* [EXERCISE PROMPT]:
The entire listing is to be repeated verbatim.

Part of a data file:
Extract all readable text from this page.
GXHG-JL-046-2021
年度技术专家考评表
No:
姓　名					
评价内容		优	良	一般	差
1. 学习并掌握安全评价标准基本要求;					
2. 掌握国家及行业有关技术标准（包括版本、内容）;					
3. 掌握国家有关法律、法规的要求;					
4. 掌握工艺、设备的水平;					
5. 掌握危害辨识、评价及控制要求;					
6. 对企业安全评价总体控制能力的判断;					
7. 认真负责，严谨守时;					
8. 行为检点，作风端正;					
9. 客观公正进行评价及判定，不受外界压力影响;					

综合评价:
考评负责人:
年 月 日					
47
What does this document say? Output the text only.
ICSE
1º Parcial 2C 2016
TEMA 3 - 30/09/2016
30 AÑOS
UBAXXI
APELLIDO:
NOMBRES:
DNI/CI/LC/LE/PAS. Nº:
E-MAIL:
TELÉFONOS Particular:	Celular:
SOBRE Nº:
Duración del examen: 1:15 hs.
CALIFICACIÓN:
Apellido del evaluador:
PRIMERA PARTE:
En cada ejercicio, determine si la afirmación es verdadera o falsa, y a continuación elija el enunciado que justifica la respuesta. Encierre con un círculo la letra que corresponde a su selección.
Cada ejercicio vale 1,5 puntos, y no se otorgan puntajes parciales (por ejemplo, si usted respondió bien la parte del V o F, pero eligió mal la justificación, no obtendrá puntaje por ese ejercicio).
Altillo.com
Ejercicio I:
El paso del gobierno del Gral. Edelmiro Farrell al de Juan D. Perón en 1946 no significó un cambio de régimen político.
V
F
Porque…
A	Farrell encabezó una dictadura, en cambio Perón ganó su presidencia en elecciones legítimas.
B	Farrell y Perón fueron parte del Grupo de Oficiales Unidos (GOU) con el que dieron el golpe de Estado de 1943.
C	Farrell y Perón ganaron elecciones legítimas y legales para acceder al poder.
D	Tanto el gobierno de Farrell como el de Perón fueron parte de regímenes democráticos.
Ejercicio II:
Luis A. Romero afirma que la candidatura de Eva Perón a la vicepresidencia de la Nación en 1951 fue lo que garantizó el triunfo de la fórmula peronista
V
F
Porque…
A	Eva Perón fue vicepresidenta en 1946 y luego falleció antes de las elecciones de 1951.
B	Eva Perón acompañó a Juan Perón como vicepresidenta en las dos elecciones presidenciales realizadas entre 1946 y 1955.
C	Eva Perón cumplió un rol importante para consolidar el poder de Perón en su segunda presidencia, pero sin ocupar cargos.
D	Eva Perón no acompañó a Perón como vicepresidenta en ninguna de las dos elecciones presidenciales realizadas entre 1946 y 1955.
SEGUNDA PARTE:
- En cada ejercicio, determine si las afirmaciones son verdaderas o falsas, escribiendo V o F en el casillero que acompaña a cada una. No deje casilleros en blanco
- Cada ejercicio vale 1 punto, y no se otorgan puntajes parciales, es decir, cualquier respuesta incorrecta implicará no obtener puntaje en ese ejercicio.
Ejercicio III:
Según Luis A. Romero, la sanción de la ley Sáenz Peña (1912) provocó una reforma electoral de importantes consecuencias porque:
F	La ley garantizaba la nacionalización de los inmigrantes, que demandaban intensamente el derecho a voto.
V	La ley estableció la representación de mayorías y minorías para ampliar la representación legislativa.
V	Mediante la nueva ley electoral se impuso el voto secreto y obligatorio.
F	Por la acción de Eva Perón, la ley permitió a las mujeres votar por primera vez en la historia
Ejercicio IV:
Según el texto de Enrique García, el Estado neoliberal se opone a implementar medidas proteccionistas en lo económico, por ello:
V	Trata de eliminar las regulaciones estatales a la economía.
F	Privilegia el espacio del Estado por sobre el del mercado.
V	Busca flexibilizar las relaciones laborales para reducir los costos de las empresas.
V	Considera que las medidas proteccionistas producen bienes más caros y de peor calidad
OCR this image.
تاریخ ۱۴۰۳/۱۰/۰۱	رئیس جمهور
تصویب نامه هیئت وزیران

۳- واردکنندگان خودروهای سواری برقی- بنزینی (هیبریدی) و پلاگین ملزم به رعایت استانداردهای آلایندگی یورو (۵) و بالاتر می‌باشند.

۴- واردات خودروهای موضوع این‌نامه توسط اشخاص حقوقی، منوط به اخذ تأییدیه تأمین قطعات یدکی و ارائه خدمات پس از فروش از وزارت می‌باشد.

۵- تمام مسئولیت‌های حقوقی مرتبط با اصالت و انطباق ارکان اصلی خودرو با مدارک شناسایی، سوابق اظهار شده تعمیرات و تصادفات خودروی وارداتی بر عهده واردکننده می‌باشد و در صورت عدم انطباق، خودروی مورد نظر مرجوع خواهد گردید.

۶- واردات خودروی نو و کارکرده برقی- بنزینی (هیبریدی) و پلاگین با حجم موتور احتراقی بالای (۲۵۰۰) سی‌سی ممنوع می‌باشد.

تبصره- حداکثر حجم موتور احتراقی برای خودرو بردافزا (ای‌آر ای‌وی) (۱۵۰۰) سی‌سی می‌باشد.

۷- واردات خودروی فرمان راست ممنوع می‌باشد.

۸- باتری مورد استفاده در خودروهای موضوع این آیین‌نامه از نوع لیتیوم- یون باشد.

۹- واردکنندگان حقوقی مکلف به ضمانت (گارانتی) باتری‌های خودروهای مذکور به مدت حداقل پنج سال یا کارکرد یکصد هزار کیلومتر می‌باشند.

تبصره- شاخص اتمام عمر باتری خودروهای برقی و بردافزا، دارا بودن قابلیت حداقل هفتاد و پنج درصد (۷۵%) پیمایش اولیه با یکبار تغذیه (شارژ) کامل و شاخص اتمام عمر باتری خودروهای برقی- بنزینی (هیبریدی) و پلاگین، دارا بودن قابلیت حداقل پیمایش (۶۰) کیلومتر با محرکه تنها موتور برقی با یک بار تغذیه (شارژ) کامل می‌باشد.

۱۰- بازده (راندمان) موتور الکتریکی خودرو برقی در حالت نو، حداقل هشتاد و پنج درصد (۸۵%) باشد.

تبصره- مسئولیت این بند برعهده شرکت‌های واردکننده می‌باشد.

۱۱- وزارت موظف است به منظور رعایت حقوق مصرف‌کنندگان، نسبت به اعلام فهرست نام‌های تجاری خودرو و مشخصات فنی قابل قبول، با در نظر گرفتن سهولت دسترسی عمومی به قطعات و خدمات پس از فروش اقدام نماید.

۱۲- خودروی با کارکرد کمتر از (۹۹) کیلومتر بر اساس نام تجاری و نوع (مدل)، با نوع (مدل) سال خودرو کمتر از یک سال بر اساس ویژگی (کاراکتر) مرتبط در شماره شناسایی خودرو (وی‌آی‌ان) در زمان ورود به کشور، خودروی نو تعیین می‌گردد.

* [RESPONSE TO THE EXERCISE]:
Extract all readable text from this page.
GXHG-JL-046-2021
年度技术专家考评表
No:
姓　名					
评价内容		优	良	一般	差
1. 学习并掌握安全评价标准基本要求;					
2. 掌握国家及行业有关技术标准（包括版本、内容）;					
3. 掌握国家有关法律、法规的要求;					
4. 掌握工艺、设备的水平;					
5. 掌握危害辨识、评价及控制要求;					
6. 对企业安全评价总体控制能力的判断;					
7. 认真负责，严谨守时;					
8. 行为检点，作风端正;					
9. 客观公正进行评价及判定，不受外界压力影响;					

综合评价:
考评负责人:
年 月 日					
47
What does this document say? Output the text only.
ICSE
1º Parcial 2C 2016
TEMA 3 - 30/09/2016
30 AÑOS
UBAXXI
APELLIDO:
NOMBRES:
DNI/CI/LC/LE/PAS. Nº:
E-MAIL:
TELÉFONOS Particular:	Celular:
SOBRE Nº:
Duración del examen: 1:15 hs.
CALIFICACIÓN:
Apellido del evaluador:
PRIMERA PARTE:
En cada ejercicio, determine si la afirmación es verdadera o falsa, y a continuación elija el enunciado que justifica la respuesta. Encierre con un círculo la letra que corresponde a su selección.
Cada ejercicio vale 1,5 puntos, y no se otorgan puntajes parciales (por ejemplo, si usted respondió bien la parte del V o F, pero eligió mal la justificación, no obtendrá puntaje por ese ejercicio).
Altillo.com
Ejercicio I:
El paso del gobierno del Gral. Edelmiro Farrell al de Juan D. Perón en 1946 no significó un cambio de régimen político.
V
F
Porque…
A	Farrell encabezó una dictadura, en cambio Perón ganó su presidencia en elecciones legítimas.
B	Farrell y Perón fueron parte del Grupo de Oficiales Unidos (GOU) con el que dieron el golpe de Estado de 1943.
C	Farrell y Perón ganaron elecciones legítimas y legales para acceder al poder.
D	Tanto el gobierno de Farrell como el de Perón fueron parte de regímenes democráticos.
Ejercicio II:
Luis A. Romero afirma que la candidatura de Eva Perón a la vicepresidencia de la Nación en 1951 fue lo que garantizó el triunfo de la fórmula peronista
V
F
Porque…
A	Eva Perón fue vicepresidenta en 1946 y luego falleció antes de las elecciones de 1951.
B	Eva Perón acompañó a Juan Perón como vicepresidenta en las dos elecciones presidenciales realizadas entre 1946 y 1955.
C	Eva Perón cumplió un rol importante para consolidar el poder de Perón en su segunda presidencia, pero sin ocupar cargos.
D	Eva Perón no acompañó a Perón como vicepresidenta en ninguna de las dos elecciones presidenciales realizadas entre 1946 y 1955.
SEGUNDA PARTE:
- En cada ejercicio, determine si las afirmaciones son verdaderas o falsas, escribiendo V o F en el casillero que acompaña a cada una. No deje casilleros en blanco
- Cada ejercicio vale 1 punto, y no se otorgan puntajes parciales, es decir, cualquier respuesta incorrecta implicará no obtener puntaje en ese ejercicio.
Ejercicio III:
Según Luis A. Romero, la sanción de la ley Sáenz Peña (1912) provocó una reforma electoral de importantes consecuencias porque:
F	La ley garantizaba la nacionalización de los inmigrantes, que demandaban intensamente el derecho a voto.
V	La ley estableció la representación de mayorías y minorías para ampliar la representación legislativa.
V	Mediante la nueva ley electoral se impuso el voto secreto y obligatorio.
F	Por la acción de Eva Perón, la ley permitió a las mujeres votar por primera vez en la historia
Ejercicio IV:
Según el texto de Enrique García, el Estado neoliberal se opone a implementar medidas proteccionistas en lo económico, por ello:
V	Trata de eliminar las regulaciones estatales a la economía.
F	Privilegia el espacio del Estado por sobre el del mercado.
V	Busca flexibilizar las relaciones laborales para reducir los costos de las empresas.
V	Considera que las medidas proteccionistas producen bienes más caros y de peor calidad
OCR this image.
تاریخ ۱۴۰۳/۱۰/۰۱	رئیس جمهور
تصویب نامه هیئت وزیران

۳- واردکنندگان خودروهای سواری برقی- بنزینی (هیبریدی) و پلاگین ملزم به رعایت استانداردهای آلایندگی یورو (۵) و بالاتر می‌باشند.

۴- واردات خودروهای موضوع این‌نامه توسط اشخاص حقوقی، منوط به اخذ تأییدیه تأمین قطعات یدکی و ارائه خدمات پس از فروش از وزارت می‌باشد.

۵- تمام مسئولیت‌های حقوقی مرتبط با اصالت و انطباق ارکان اصلی خودرو با مدارک شناسایی، سوابق اظهار شده تعمیرات و تصادفات خودروی وارداتی بر عهده واردکننده می‌باشد و در صورت عدم انطباق، خودروی مورد نظر مرجوع خواهد گردید.

۶- واردات خودروی نو و کارکرده برقی- بنزینی (هیبریدی) و پلاگین با حجم موتور احتراقی بالای (۲۵۰۰) سی‌سی ممنوع می‌باشد.

تبصره- حداکثر حجم موتور احتراقی برای خودرو بردافزا (ای‌آر ای‌وی) (۱۵۰۰) سی‌سی می‌باشد.

۷- واردات خودروی فرمان راست ممنوع می‌باشد.

۸- باتری مورد استفاده در خودروهای موضوع این آیین‌نامه از نوع لیتیوم- یون باشد.

۹- واردکنندگان حقوقی مکلف به ضمانت (گارانتی) باتری‌های خودروهای مذکور به مدت حداقل پنج سال یا کارکرد یکصد هزار کیلومتر می‌باشند.

تبصره- شاخص اتمام عمر باتری خودروهای برقی و بردافزا، دارا بودن قابلیت حداقل هفتاد و پنج درصد (۷۵%) پیمایش اولیه با یکبار تغذیه (شارژ) کامل و شاخص اتمام عمر باتری خودروهای برقی- بنزینی (هیبریدی) و پلاگین، دارا بودن قابلیت حداقل پیمایش (۶۰) کیلومتر با محرکه تنها موتور برقی با یک بار تغذیه (شارژ) کامل می‌باشد.

۱۰- بازده (راندمان) موتور الکتریکی خودرو برقی در حالت نو، حداقل هشتاد و پنج درصد (۸۵%) باشد.

تبصره- مسئولیت این بند برعهده شرکت‌های واردکننده می‌باشد.

۱۱- وزارت موظف است به منظور رعایت حقوق مصرف‌کنندگان، نسبت به اعلام فهرست نام‌های تجاری خودرو و مشخصات فنی قابل قبول، با در نظر گرفتن سهولت دسترسی عمومی به قطعات و خدمات پس از فروش اقدام نماید.

۱۲- خودروی با کارکرد کمتر از (۹۹) کیلومتر بر اساس نام تجاری و نوع (مدل)، با نوع (مدل) سال خودرو کمتر از یک سال بر اساس ویژگی (کاراکتر) مرتبط در شماره شناسایی خودرو (وی‌آی‌ان) در زمان ورود به کشور، خودروی نو تعیین می‌گردد.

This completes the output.